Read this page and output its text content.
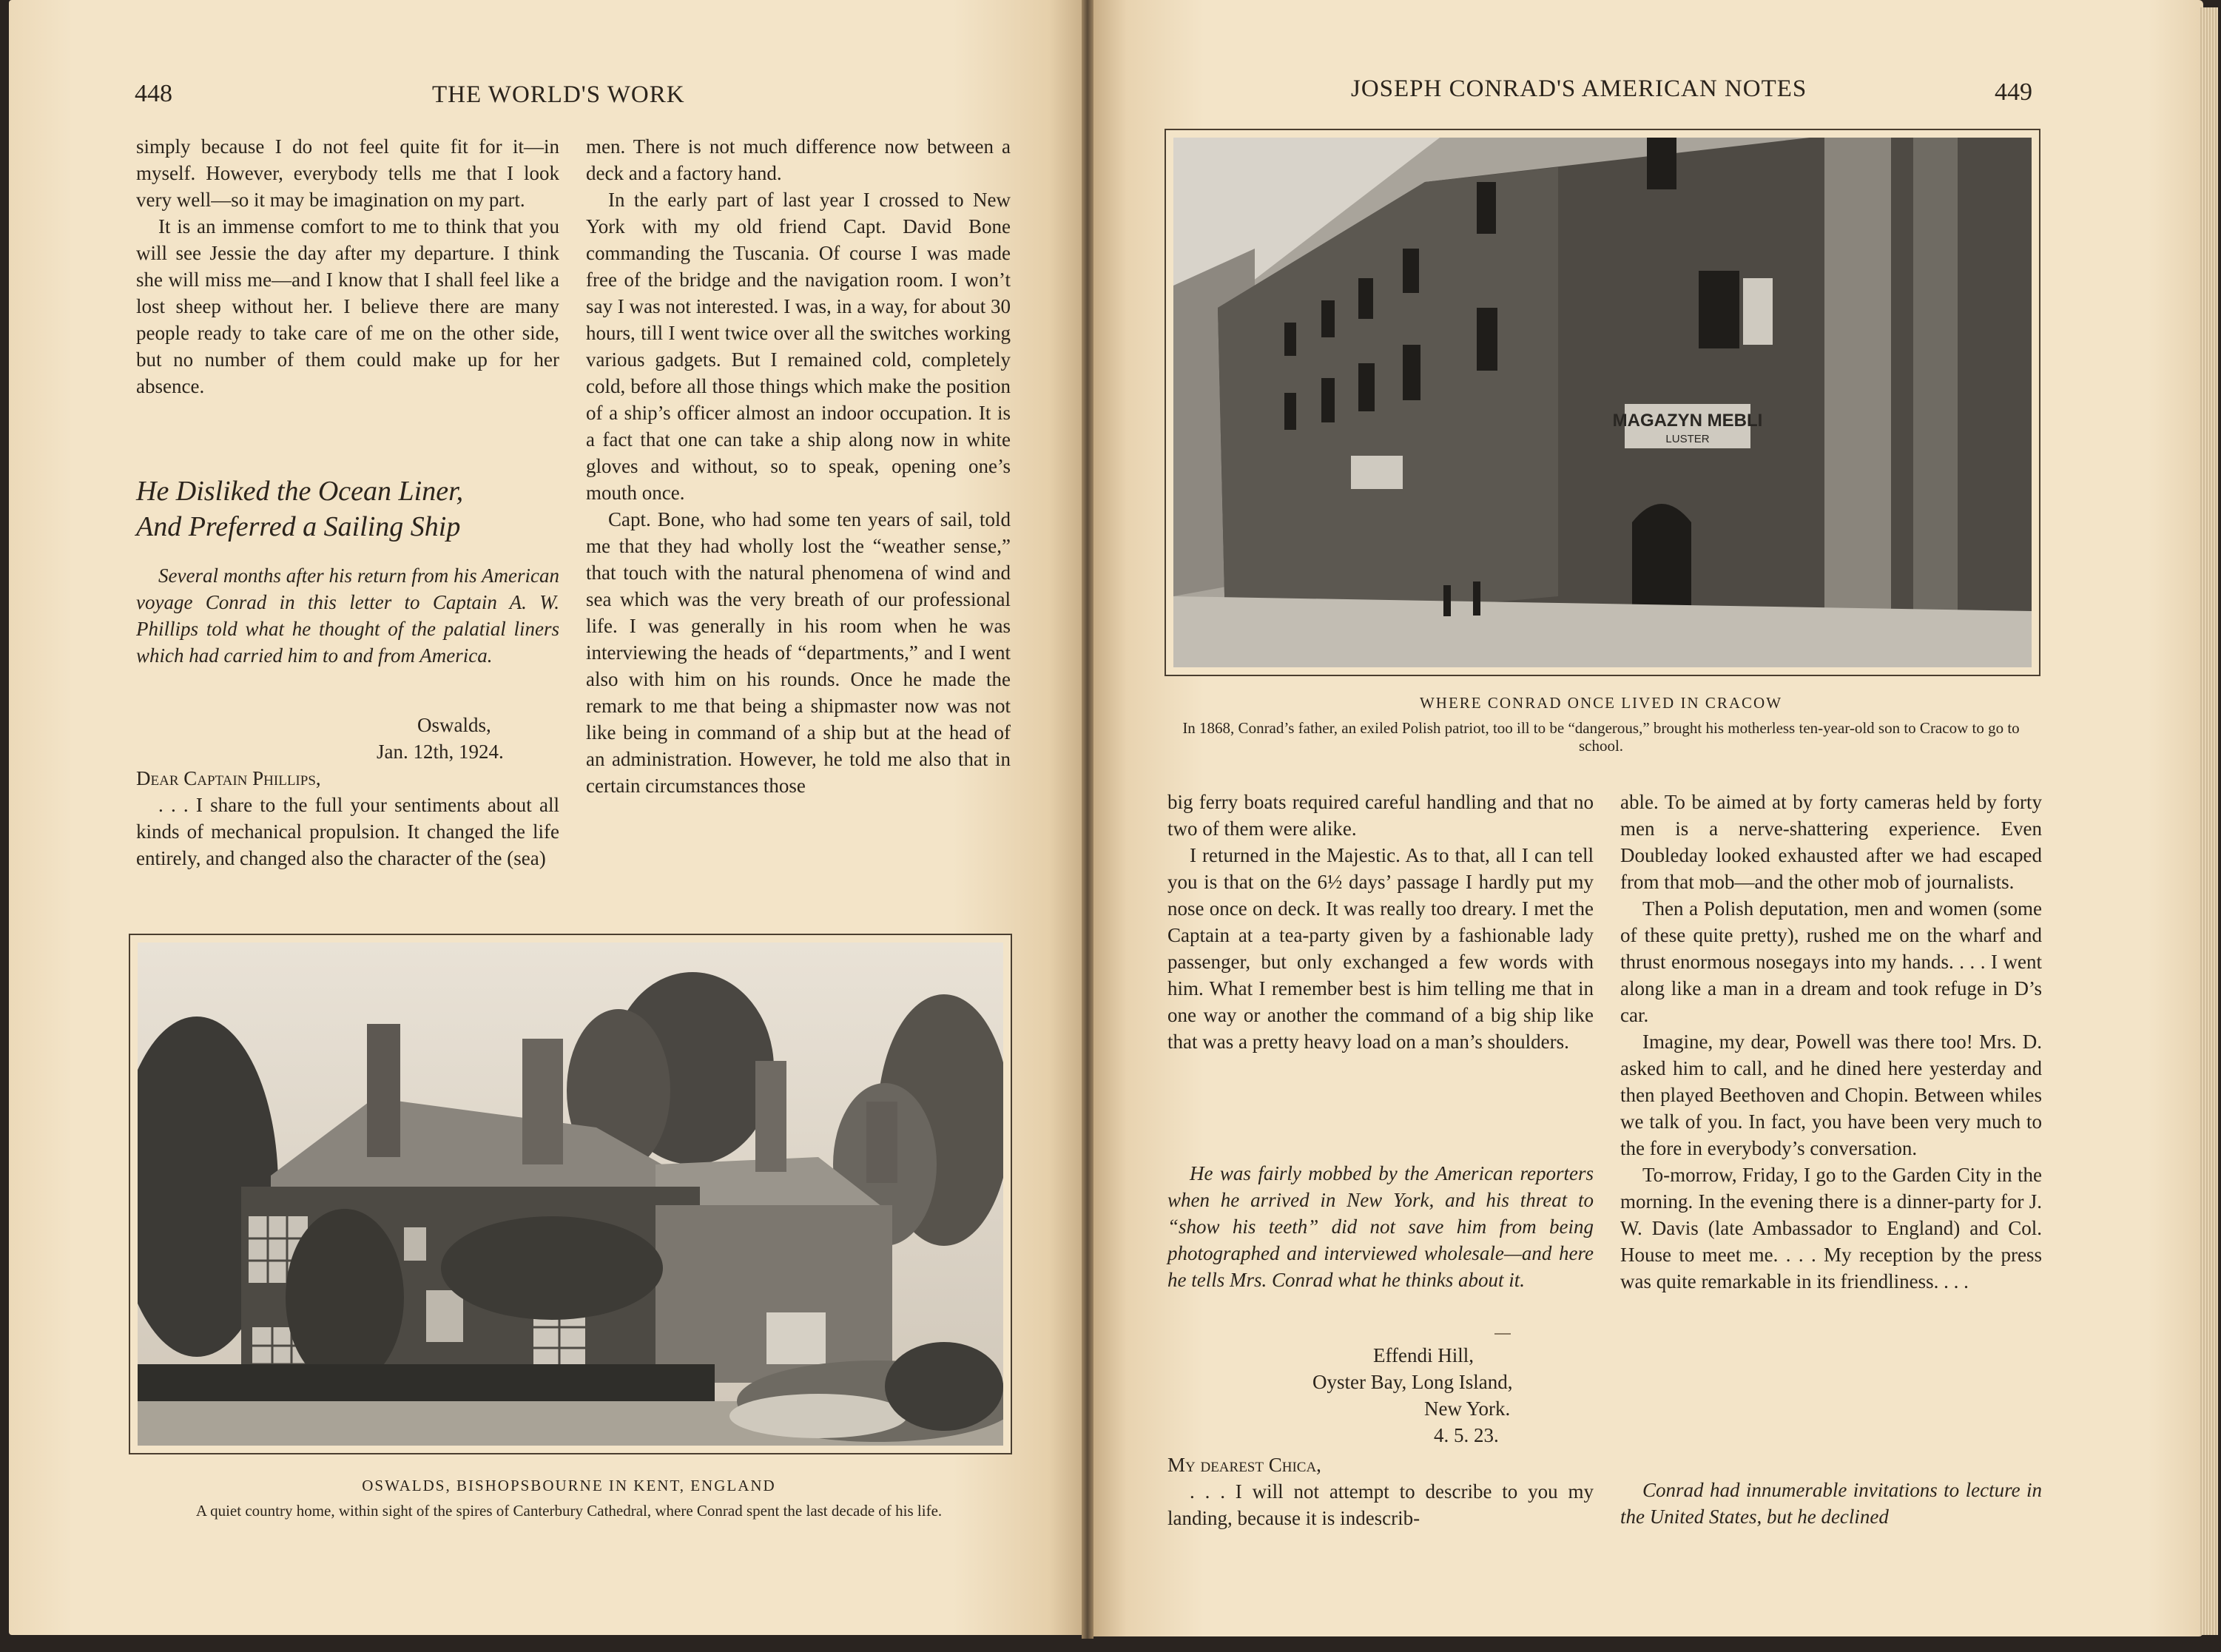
448	THE WORLD'S WORK

simply because I do not feel quite fit for it—in myself. However, everybody tells me that I look very well—so it may be imagination on my part.

It is an immense comfort to me to think that you will see Jessie the day after my departure. I think she will miss me—and I know that I shall feel like a lost sheep without her. I believe there are many people ready to take care of me on the other side, but no number of them could make up for her absence.

He Disliked the Ocean Liner,
And Preferred a Sailing Ship

Several months after his return from his American voyage Conrad in this letter to Captain A. W. Phillips told what he thought of the palatial liners which had carried him to and from America.

Oswalds,

Jan. 12th, 1924.

Dear Captain Phillips,

. . . I share to the full your sentiments about all kinds of mechanical propulsion. It changed the life entirely, and changed also the character of the (sea)

men. There is not much difference now between a deck and a factory hand.

In the early part of last year I crossed to New York with my old friend Capt. David Bone commanding the Tuscania. Of course I was made free of the bridge and the navigation room. I won’t say I was not interested. I was, in a way, for about 30 hours, till I went twice over all the switches working various gadgets. But I remained cold, completely cold, before all those things which make the position of a ship’s officer almost an indoor occupation. It is a fact that one can take a ship along now in white gloves and without, so to speak, opening one’s mouth once.

Capt. Bone, who had some ten years of sail, told me that they had wholly lost the “weather sense,” that touch with the natural phenomena of wind and sea which was the very breath of our professional life. I was generally in his room when he was interviewing the heads of “departments,” and I went also with him on his rounds. Once he made the remark to me that being a shipmaster now was not like being in command of a ship but at the head of an administration. However, he told me also that in certain circumstances those

OSWALDS, BISHOPSBOURNE IN KENT, ENGLAND
A quiet country home, within sight of the spires of Canterbury Cathedral, where Conrad spent the last decade of his life.
JOSEPH CONRAD'S AMERICAN NOTES	449
MAGAZYN MEBLI
LUSTER
WHERE CONRAD ONCE LIVED IN CRACOW
In 1868, Conrad’s father, an exiled Polish patriot, too ill to be “dangerous,” brought his motherless ten-year-old son to Cracow to go to school.

big ferry boats required careful handling and that no two of them were alike.

I returned in the Majestic. As to that, all I can tell you is that on the 6½ days’ passage I hardly put my nose once on deck. It was really too dreary. I met the Captain at a tea-party given by a fashionable lady passenger, but only exchanged a few words with him. What I remember best is him telling me that in one way or another the command of a big ship like that was a pretty heavy load on a man’s shoulders.

He was fairly mobbed by the American reporters when he arrived in New York, and his threat to “show his teeth” did not save him from being photographed and interviewed wholesale—and here he tells Mrs. Conrad what he thinks about it.

Effendi Hill,

Oyster Bay, Long Island,

New York.

4. 5. 23.

My dearest Chica,

. . . I will not attempt to describe to you my landing, because it is indescrib-

able. To be aimed at by forty cameras held by forty men is a nerve-shattering experience. Even Doubleday looked exhausted after we had escaped from that mob—and the other mob of journalists.

Then a Polish deputation, men and women (some of these quite pretty), rushed me on the wharf and thrust enormous nosegays into my hands. . . . I went along like a man in a dream and took refuge in D’s car.

Imagine, my dear, Powell was there too! Mrs. D. asked him to call, and he dined here yesterday and then played Beethoven and Chopin. Between whiles we talk of you. In fact, you have been very much to the fore in everybody’s conversation.

To-morrow, Friday, I go to the Garden City in the morning. In the evening there is a dinner-party for J. W. Davis (late Ambassador to England) and Col. House to meet me. . . . My reception by the press was quite remarkable in its friendliness. . . .

Conrad had innumerable invitations to lecture in the United States, but he declined
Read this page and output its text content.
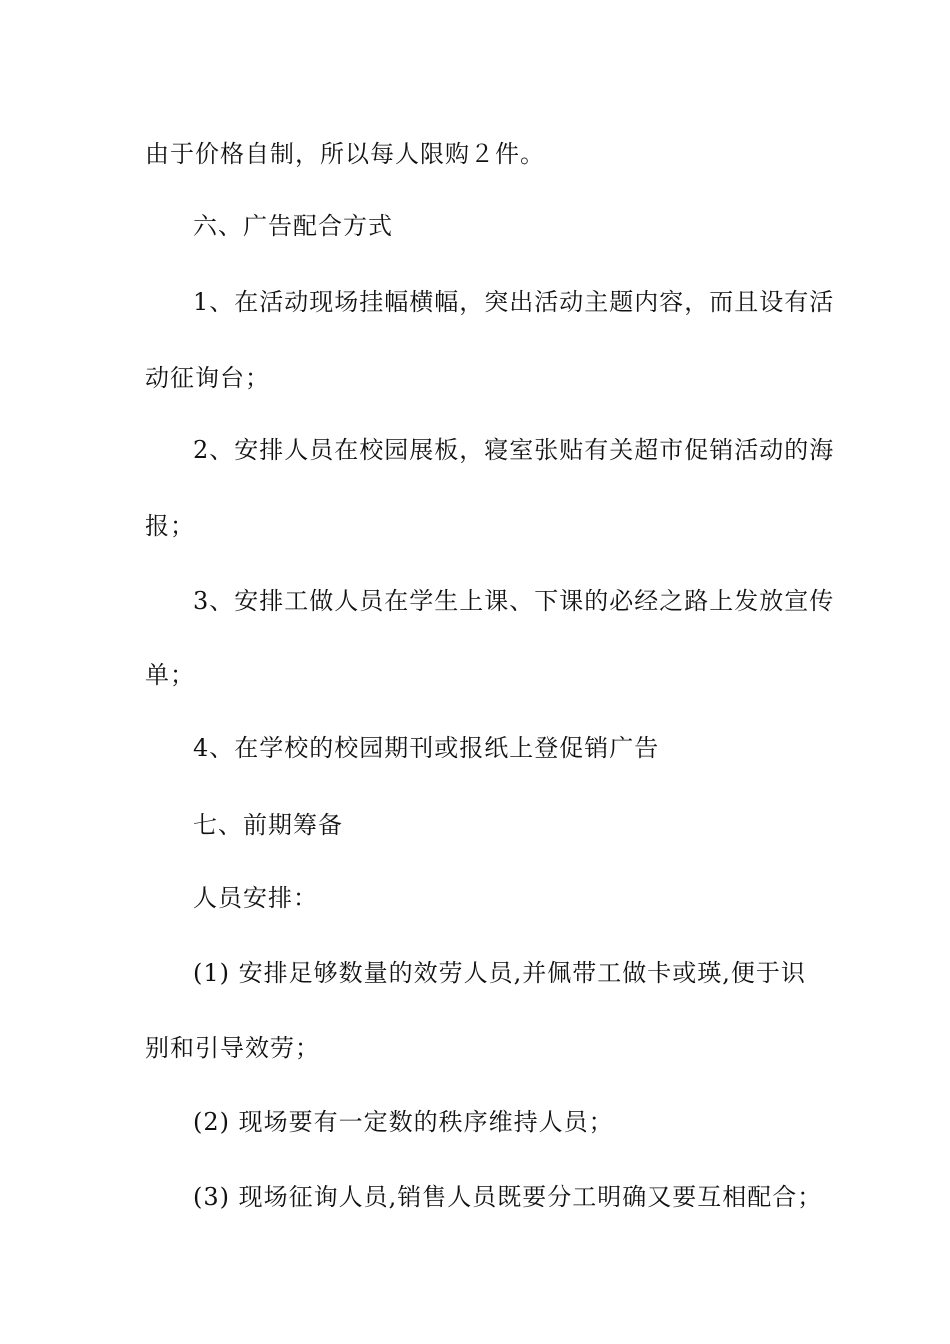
由于价格自制，所以每人限购２件。
六、广告配合方式
1、在活动现场挂幅横幅，突出活动主题内容，而且设有活
动征询台；
2、安排人员在校园展板，寝室张贴有关超市促销活动的海
报；
3、安排工做人员在学生上课、下课的必经之路上发放宣传
单；
4、在学校的校园期刊或报纸上登促销广告
七、前期筹备
人员安排：
(1) 安排足够数量的效劳人员,并佩带工做卡或瑛,便于识
别和引导效劳；
(2) 现场要有一定数的秩序维持人员；
(3) 现场征询人员,销售人员既要分工明确又要互相配合；
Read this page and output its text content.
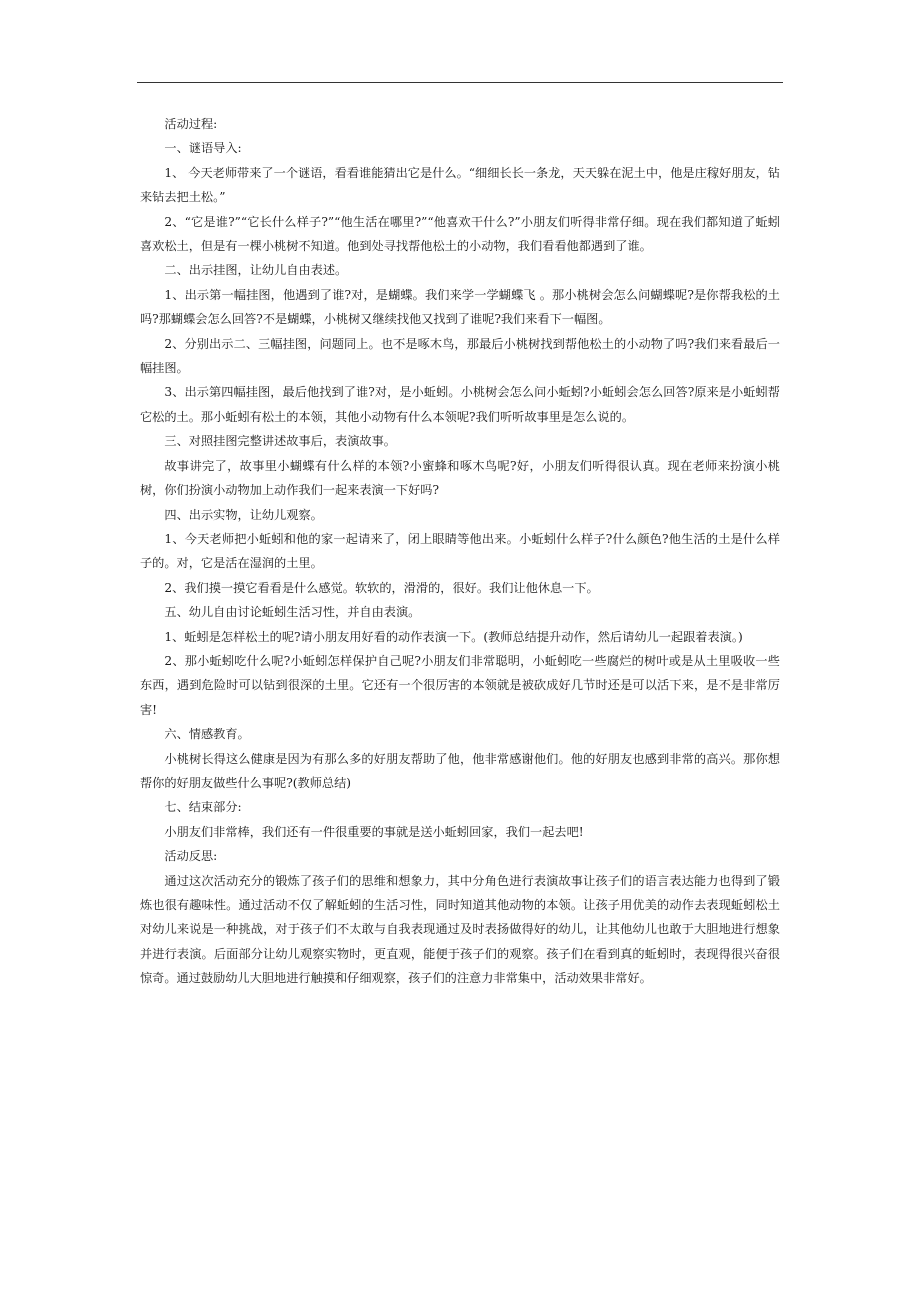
活动过程:

一、谜语导入:

1、 今天老师带来了一个谜语，看看谁能猜出它是什么。“细细长长一条龙，天天躲在泥土中，他是庄稼好朋友，钻来钻去把土松。”

2、“它是谁?”“它长什么样子?”“他生活在哪里?”“他喜欢干什么?”小朋友们听得非常仔细。现在我们都知道了蚯蚓喜欢松土，但是有一棵小桃树不知道。他到处寻找帮他松土的小动物，我们看看他都遇到了谁。

二、出示挂图，让幼儿自由表述。

1、出示第一幅挂图，他遇到了谁?对，是蝴蝶。我们来学一学蝴蝶飞 。那小桃树会怎么问蝴蝶呢?是你帮我松的土吗?那蝴蝶会怎么回答?不是蝴蝶，小桃树又继续找他又找到了谁呢?我们来看下一幅图。

2、分别出示二、三幅挂图，问题同上。也不是啄木鸟，那最后小桃树找到帮他松土的小动物了吗?我们来看最后一幅挂图。

3、出示第四幅挂图，最后他找到了谁?对，是小蚯蚓。小桃树会怎么问小蚯蚓?小蚯蚓会怎么回答?原来是小蚯蚓帮它松的土。那小蚯蚓有松土的本领，其他小动物有什么本领呢?我们听听故事里是怎么说的。

三、对照挂图完整讲述故事后，表演故事。

故事讲完了，故事里小蝴蝶有什么样的本领?小蜜蜂和啄木鸟呢?好，小朋友们听得很认真。现在老师来扮演小桃树，你们扮演小动物加上动作我们一起来表演一下好吗?

四、出示实物，让幼儿观察。

1、今天老师把小蚯蚓和他的家一起请来了，闭上眼睛等他出来。小蚯蚓什么样子?什么颜色?他生活的土是什么样子的。对，它是活在湿润的土里。

2、我们摸一摸它看看是什么感觉。软软的，滑滑的，很好。我们让他休息一下。

五、幼儿自由讨论蚯蚓生活习性，并自由表演。

1、蚯蚓是怎样松土的呢?请小朋友用好看的动作表演一下。(教师总结提升动作，然后请幼儿一起跟着表演。)

2、那小蚯蚓吃什么呢?小蚯蚓怎样保护自己呢?小朋友们非常聪明，小蚯蚓吃一些腐烂的树叶或是从土里吸收一些东西，遇到危险时可以钻到很深的土里。它还有一个很厉害的本领就是被砍成好几节时还是可以活下来，是不是非常厉害!

六、情感教育。

小桃树长得这么健康是因为有那么多的好朋友帮助了他，他非常感谢他们。他的好朋友也感到非常的高兴。那你想帮你的好朋友做些什么事呢?(教师总结)

七、结束部分:

小朋友们非常棒，我们还有一件很重要的事就是送小蚯蚓回家，我们一起去吧!

活动反思:

通过这次活动充分的锻炼了孩子们的思维和想象力，其中分角色进行表演故事让孩子们的语言表达能力也得到了锻炼也很有趣味性。通过活动不仅了解蚯蚓的生活习性，同时知道其他动物的本领。让孩子用优美的动作去表现蚯蚓松土对幼儿来说是一种挑战，对于孩子们不太敢与自我表现通过及时表扬做得好的幼儿，让其他幼儿也敢于大胆地进行想象并进行表演。后面部分让幼儿观察实物时，更直观，能便于孩子们的观察。孩子们在看到真的蚯蚓时，表现得很兴奋很惊奇。通过鼓励幼儿大胆地进行触摸和仔细观察，孩子们的注意力非常集中，活动效果非常好。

Exercise description » List all lines from the entries that include the word "everybody".

Response to this exercise »
simply because I do not feel quite fit for it—in myself. However, everybody tells me that I look very well—so it may be imagination on my part.
Imagine, my dear, Powell was there too! Mrs. D. asked him to call, and he dined here yesterday and then played Beethoven and Chopin. Between whiles we talk of you. In fact, you have been very much to the fore in everybody’s conversation.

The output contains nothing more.